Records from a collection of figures
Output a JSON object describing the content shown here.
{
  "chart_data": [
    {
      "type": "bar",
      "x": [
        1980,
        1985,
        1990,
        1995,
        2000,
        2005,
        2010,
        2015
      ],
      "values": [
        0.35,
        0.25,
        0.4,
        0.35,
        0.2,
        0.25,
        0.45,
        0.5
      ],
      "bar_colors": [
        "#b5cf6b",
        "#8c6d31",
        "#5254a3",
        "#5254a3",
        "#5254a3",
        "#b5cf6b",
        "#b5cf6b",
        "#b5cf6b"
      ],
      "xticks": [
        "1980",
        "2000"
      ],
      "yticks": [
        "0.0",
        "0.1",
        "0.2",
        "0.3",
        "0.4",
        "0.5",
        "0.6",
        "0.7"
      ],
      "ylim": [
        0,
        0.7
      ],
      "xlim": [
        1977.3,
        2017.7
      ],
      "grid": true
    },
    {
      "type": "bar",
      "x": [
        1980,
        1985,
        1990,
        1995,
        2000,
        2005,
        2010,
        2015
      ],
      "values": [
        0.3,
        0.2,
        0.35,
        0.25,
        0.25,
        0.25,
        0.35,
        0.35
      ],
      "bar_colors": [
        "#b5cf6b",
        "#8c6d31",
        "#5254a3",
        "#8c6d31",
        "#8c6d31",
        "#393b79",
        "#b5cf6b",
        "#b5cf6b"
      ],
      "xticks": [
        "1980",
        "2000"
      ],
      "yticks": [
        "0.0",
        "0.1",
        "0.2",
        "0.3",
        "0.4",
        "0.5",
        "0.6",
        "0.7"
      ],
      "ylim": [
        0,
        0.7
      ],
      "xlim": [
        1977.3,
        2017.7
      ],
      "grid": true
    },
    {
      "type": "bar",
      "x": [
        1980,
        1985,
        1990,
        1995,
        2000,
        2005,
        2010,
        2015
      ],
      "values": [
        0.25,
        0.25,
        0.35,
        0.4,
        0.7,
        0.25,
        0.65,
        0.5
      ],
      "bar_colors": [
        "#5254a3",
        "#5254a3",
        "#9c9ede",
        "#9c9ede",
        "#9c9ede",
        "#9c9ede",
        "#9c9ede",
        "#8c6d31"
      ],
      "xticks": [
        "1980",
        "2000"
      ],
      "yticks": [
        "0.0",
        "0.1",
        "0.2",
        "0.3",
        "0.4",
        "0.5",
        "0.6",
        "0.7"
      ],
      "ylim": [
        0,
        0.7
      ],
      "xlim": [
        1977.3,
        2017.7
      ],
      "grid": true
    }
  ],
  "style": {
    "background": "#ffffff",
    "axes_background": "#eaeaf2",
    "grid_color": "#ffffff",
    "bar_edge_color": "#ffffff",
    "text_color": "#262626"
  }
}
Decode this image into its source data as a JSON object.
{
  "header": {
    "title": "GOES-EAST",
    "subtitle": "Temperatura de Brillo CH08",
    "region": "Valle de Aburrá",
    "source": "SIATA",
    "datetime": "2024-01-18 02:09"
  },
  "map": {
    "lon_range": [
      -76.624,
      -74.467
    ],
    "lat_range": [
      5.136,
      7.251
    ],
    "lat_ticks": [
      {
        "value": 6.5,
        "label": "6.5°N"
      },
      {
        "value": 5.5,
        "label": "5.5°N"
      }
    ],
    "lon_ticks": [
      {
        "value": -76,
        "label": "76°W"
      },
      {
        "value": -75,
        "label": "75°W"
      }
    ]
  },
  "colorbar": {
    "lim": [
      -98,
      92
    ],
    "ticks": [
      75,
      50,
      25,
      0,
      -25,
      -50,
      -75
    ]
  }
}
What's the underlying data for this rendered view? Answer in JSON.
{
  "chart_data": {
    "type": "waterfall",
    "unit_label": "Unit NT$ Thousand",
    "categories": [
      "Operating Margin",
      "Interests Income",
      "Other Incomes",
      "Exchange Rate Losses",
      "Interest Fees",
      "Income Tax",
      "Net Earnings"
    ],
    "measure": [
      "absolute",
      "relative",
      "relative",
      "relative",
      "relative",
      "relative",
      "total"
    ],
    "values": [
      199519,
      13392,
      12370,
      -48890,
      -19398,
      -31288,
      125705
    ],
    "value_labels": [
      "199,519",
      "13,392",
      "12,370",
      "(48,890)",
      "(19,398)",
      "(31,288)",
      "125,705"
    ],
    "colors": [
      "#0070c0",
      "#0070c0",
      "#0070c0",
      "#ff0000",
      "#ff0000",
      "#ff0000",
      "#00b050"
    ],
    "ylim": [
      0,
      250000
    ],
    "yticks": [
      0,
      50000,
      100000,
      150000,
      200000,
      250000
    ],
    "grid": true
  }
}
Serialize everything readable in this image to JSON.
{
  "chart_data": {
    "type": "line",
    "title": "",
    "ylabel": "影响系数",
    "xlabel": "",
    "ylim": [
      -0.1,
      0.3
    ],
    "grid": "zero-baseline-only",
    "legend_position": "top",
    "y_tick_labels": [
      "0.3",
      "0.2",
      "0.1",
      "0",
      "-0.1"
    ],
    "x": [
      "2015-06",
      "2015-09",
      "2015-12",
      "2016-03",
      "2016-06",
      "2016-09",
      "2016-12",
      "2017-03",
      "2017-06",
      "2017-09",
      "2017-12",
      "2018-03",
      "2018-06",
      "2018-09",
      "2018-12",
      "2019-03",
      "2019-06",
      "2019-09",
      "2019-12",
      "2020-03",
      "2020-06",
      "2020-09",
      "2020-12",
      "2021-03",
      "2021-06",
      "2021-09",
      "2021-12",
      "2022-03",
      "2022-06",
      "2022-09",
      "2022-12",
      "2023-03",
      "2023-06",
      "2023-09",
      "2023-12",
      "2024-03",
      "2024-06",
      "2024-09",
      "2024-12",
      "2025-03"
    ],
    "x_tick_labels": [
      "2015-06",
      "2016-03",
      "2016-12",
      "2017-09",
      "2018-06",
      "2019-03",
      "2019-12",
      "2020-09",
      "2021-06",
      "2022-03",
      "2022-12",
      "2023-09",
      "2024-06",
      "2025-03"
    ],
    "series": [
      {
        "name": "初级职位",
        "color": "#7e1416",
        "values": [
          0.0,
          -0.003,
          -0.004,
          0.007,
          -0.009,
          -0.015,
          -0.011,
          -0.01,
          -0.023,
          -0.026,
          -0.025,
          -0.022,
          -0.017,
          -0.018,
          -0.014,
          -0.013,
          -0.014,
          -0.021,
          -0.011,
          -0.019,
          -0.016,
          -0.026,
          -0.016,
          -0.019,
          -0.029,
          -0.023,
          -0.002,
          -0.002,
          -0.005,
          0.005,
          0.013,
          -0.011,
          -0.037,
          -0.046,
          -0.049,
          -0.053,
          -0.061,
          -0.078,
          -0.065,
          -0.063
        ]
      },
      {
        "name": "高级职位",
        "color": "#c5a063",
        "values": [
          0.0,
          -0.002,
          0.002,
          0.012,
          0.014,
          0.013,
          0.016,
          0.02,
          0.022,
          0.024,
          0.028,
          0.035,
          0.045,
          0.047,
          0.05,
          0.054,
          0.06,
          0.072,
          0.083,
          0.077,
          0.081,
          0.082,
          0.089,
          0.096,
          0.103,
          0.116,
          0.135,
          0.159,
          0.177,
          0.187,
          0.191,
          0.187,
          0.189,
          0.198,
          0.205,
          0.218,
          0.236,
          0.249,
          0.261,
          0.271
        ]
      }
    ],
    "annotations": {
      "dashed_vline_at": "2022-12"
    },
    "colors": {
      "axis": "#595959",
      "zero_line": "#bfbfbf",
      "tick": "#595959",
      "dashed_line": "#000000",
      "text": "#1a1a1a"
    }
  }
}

Work instructions
Where a line of the data holds "image", show that line.

Exercise solution
Decode this image into its source data as a JSON object.
Serialize everything readable in this image to JSON.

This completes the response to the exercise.